=== PROBLEM TO WORK ON ===
Starting at the line with "What does this", return every line through the final one of the data, word for word. Pictures stay out.

=== TASK INPUTS ===
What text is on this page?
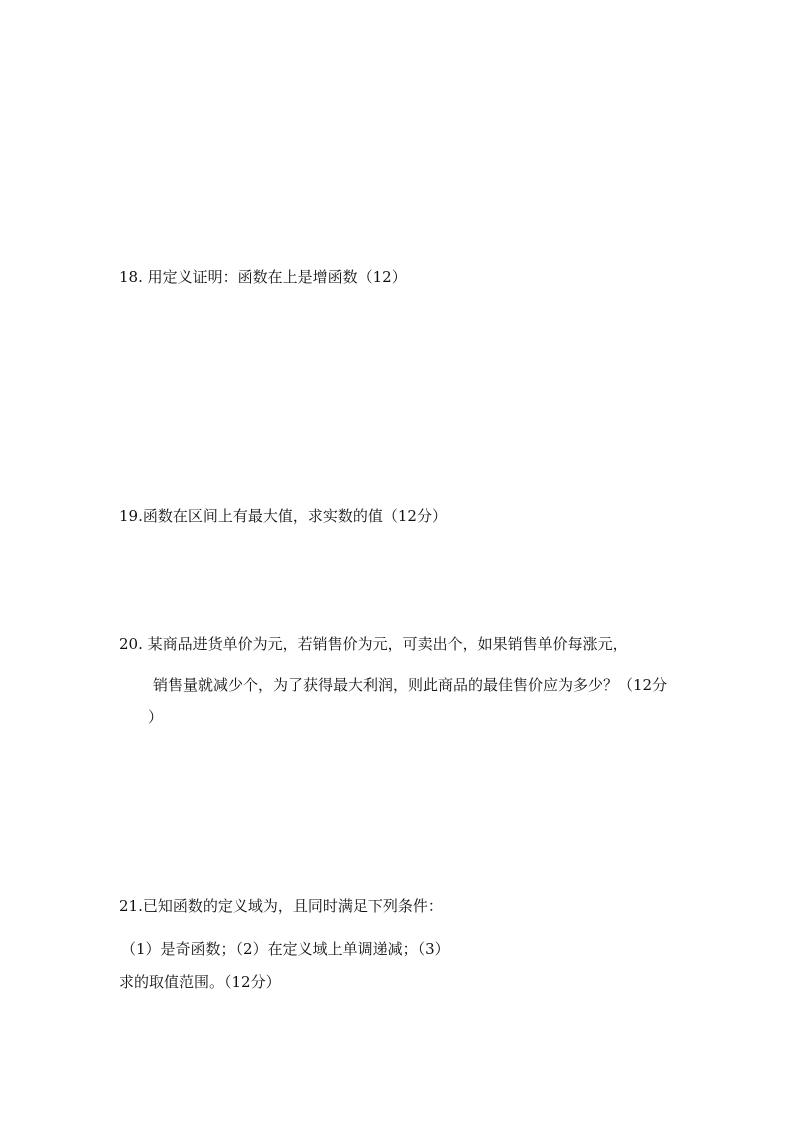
18. 用定义证明：函数在上是增函数（12）
19.函数在区间上有最大值，求实数的值（12分）
20. 某商品进货单价为元，若销售价为元，可卖出个，如果销售单价每涨元，
销售量就减少个，为了获得最大利润，则此商品的最佳售价应为多少？（12分
）
21.已知函数的定义域为，且同时满足下列条件：
（1）是奇函数；（2）在定义域上单调递减；（3）
求的取值范围。（12分）
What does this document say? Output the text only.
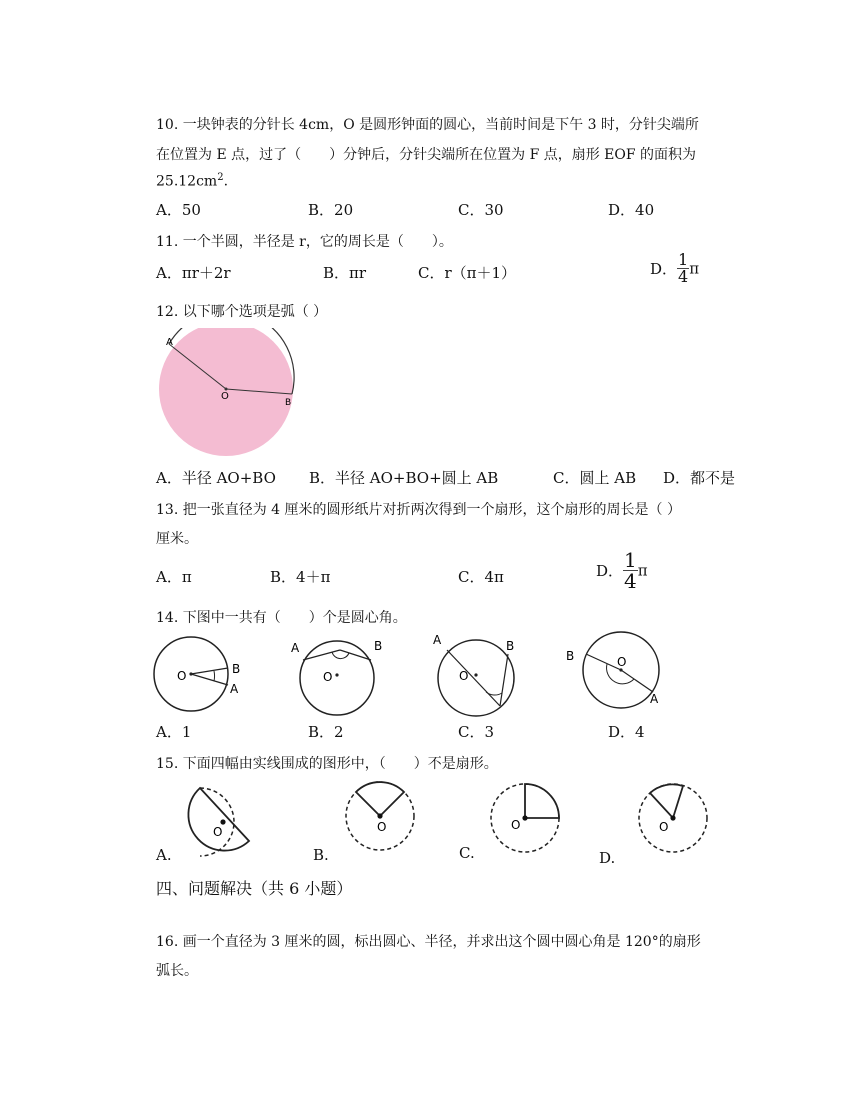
10. 一块钟表的分针长 4cm，O 是圆形钟面的圆心，当前时间是下午 3 时，分针尖端所
在位置为 E 点，过了（　　）分钟后，分针尖端所在位置为 F 点，扇形 EOF 的面积为
$25.12cm^2$.
A．50	B．20	C．30	D．40
11. 一个半圆，半径是 r，它的周长是（　　）。
A．πr＋2r	B．πr	C．r（π＋1）	D． $\frac{1}{4}$ π
12. 以下哪个选项是弧（ ）
A
O
B
A．半径 AO+BO B．半径 AO+BO+圆上 AB	C．圆上 AB D．都不是
13. 把一张直径为 4 厘米的圆形纸片对折两次得到一个扇形，这个扇形的周长是（ ）
厘米。
A．π	B．4＋π	C．4π	D． $\frac{1}{4}$ π
14. 下图中一共有（　　）个是圆心角。
O	B
A
O
A	B
O
A	B
O
B
A
A．1	B．2	C．3	D．4
15. 下面四幅由实线围成的图形中，（　　）不是扇形。
O	O	O	O
A.	B.	C.	D.
四、问题解决（共 6 小题）
16. 画一个直径为 3 厘米的圆，标出圆心、半径，并求出这个圆中圆心角是 120°的扇形
弧长。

=== TASK RESPONSE ===
What does this document say? Output the text only.
10. 一块钟表的分针长 4cm，O 是圆形钟面的圆心，当前时间是下午 3 时，分针尖端所
在位置为 E 点，过了（　　）分钟后，分针尖端所在位置为 F 点，扇形 EOF 的面积为
$25.12cm^2$.
A．50	B．20	C．30	D．40
11. 一个半圆，半径是 r，它的周长是（　　）。
A．πr＋2r	B．πr	C．r（π＋1）	D． $\frac{1}{4}$ π
12. 以下哪个选项是弧（ ）
A
O
B
A．半径 AO+BO B．半径 AO+BO+圆上 AB	C．圆上 AB D．都不是
13. 把一张直径为 4 厘米的圆形纸片对折两次得到一个扇形，这个扇形的周长是（ ）
厘米。
A．π	B．4＋π	C．4π	D． $\frac{1}{4}$ π
14. 下图中一共有（　　）个是圆心角。
O	B
A
O
A	B
O
A	B
O
B
A
A．1	B．2	C．3	D．4
15. 下面四幅由实线围成的图形中，（　　）不是扇形。
O	O	O	O
A.	B.	C.	D.
四、问题解决（共 6 小题）
16. 画一个直径为 3 厘米的圆，标出圆心、半径，并求出这个圆中圆心角是 120°的扇形
弧长。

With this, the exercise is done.